STATED GOAL: Please retype the data in full and exactly; the pictures are not part of the copy.
## begin LISTED RECORDS
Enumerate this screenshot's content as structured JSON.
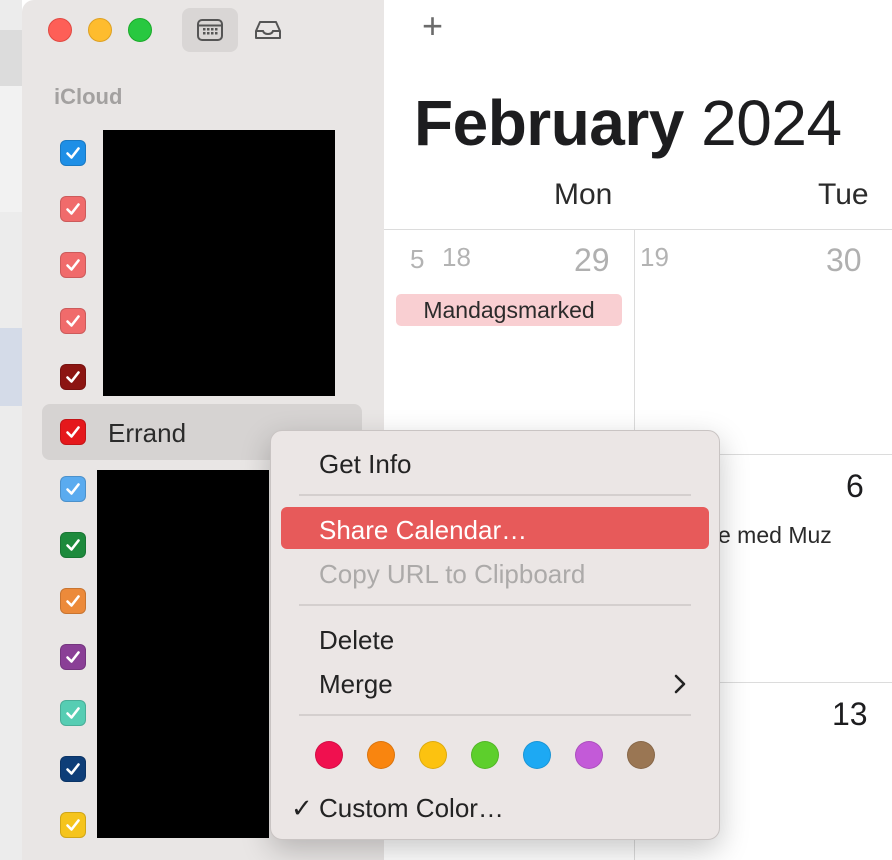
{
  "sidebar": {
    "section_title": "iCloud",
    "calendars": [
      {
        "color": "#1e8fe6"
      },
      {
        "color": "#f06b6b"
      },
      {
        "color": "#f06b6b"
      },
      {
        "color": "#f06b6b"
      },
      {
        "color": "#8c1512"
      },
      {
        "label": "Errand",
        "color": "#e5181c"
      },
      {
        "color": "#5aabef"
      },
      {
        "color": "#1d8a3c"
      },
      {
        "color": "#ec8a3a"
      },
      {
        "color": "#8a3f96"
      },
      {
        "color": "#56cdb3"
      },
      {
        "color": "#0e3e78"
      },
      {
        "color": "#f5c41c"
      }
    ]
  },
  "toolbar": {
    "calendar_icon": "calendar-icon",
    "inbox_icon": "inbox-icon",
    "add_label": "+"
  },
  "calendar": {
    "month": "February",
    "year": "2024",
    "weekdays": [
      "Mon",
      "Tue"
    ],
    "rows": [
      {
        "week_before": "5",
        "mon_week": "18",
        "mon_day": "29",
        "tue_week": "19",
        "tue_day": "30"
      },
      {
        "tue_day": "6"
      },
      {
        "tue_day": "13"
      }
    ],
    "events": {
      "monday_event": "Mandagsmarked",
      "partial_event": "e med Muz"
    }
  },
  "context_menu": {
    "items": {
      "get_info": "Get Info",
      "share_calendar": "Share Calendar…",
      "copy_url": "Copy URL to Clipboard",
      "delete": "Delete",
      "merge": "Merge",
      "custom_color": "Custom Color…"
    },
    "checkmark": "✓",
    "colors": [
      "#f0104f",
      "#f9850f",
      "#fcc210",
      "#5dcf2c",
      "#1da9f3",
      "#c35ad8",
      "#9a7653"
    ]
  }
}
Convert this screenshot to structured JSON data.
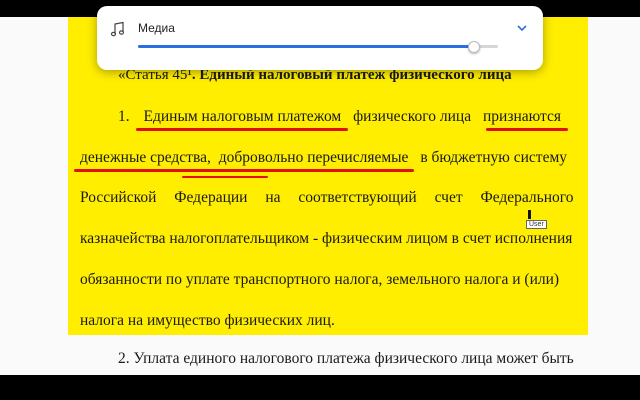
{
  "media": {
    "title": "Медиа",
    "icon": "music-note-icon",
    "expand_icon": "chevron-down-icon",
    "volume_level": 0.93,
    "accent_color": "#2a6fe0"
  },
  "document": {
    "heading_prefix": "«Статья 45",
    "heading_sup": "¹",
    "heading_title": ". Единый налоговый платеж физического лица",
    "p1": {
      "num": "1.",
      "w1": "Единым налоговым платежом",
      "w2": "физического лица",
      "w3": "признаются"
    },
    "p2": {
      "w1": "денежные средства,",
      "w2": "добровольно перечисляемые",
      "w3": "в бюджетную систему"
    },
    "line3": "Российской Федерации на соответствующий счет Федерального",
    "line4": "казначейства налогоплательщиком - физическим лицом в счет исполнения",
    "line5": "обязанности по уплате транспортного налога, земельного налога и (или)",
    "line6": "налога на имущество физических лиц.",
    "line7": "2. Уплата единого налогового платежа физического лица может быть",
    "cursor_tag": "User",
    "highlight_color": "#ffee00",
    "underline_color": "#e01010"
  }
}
## end LISTED RECORDS
RESULT FOR THIS TASK:
Enumerate this screenshot's content as structured JSON.
{
  "sidebar": {
    "section_title": "iCloud",
    "calendars": [
      {
        "color": "#1e8fe6"
      },
      {
        "color": "#f06b6b"
      },
      {
        "color": "#f06b6b"
      },
      {
        "color": "#f06b6b"
      },
      {
        "color": "#8c1512"
      },
      {
        "label": "Errand",
        "color": "#e5181c"
      },
      {
        "color": "#5aabef"
      },
      {
        "color": "#1d8a3c"
      },
      {
        "color": "#ec8a3a"
      },
      {
        "color": "#8a3f96"
      },
      {
        "color": "#56cdb3"
      },
      {
        "color": "#0e3e78"
      },
      {
        "color": "#f5c41c"
      }
    ]
  },
  "toolbar": {
    "calendar_icon": "calendar-icon",
    "inbox_icon": "inbox-icon",
    "add_label": "+"
  },
  "calendar": {
    "month": "February",
    "year": "2024",
    "weekdays": [
      "Mon",
      "Tue"
    ],
    "rows": [
      {
        "week_before": "5",
        "mon_week": "18",
        "mon_day": "29",
        "tue_week": "19",
        "tue_day": "30"
      },
      {
        "tue_day": "6"
      },
      {
        "tue_day": "13"
      }
    ],
    "events": {
      "monday_event": "Mandagsmarked",
      "partial_event": "e med Muz"
    }
  },
  "context_menu": {
    "items": {
      "get_info": "Get Info",
      "share_calendar": "Share Calendar…",
      "copy_url": "Copy URL to Clipboard",
      "delete": "Delete",
      "merge": "Merge",
      "custom_color": "Custom Color…"
    },
    "checkmark": "✓",
    "colors": [
      "#f0104f",
      "#f9850f",
      "#fcc210",
      "#5dcf2c",
      "#1da9f3",
      "#c35ad8",
      "#9a7653"
    ]
  }
}
Convert this screenshot to structured JSON data.
{
  "media": {
    "title": "Медиа",
    "icon": "music-note-icon",
    "expand_icon": "chevron-down-icon",
    "volume_level": 0.93,
    "accent_color": "#2a6fe0"
  },
  "document": {
    "heading_prefix": "«Статья 45",
    "heading_sup": "¹",
    "heading_title": ". Единый налоговый платеж физического лица",
    "p1": {
      "num": "1.",
      "w1": "Единым налоговым платежом",
      "w2": "физического лица",
      "w3": "признаются"
    },
    "p2": {
      "w1": "денежные средства,",
      "w2": "добровольно перечисляемые",
      "w3": "в бюджетную систему"
    },
    "line3": "Российской Федерации на соответствующий счет Федерального",
    "line4": "казначейства налогоплательщиком - физическим лицом в счет исполнения",
    "line5": "обязанности по уплате транспортного налога, земельного налога и (или)",
    "line6": "налога на имущество физических лиц.",
    "line7": "2. Уплата единого налогового платежа физического лица может быть",
    "cursor_tag": "User",
    "highlight_color": "#ffee00",
    "underline_color": "#e01010"
  }
}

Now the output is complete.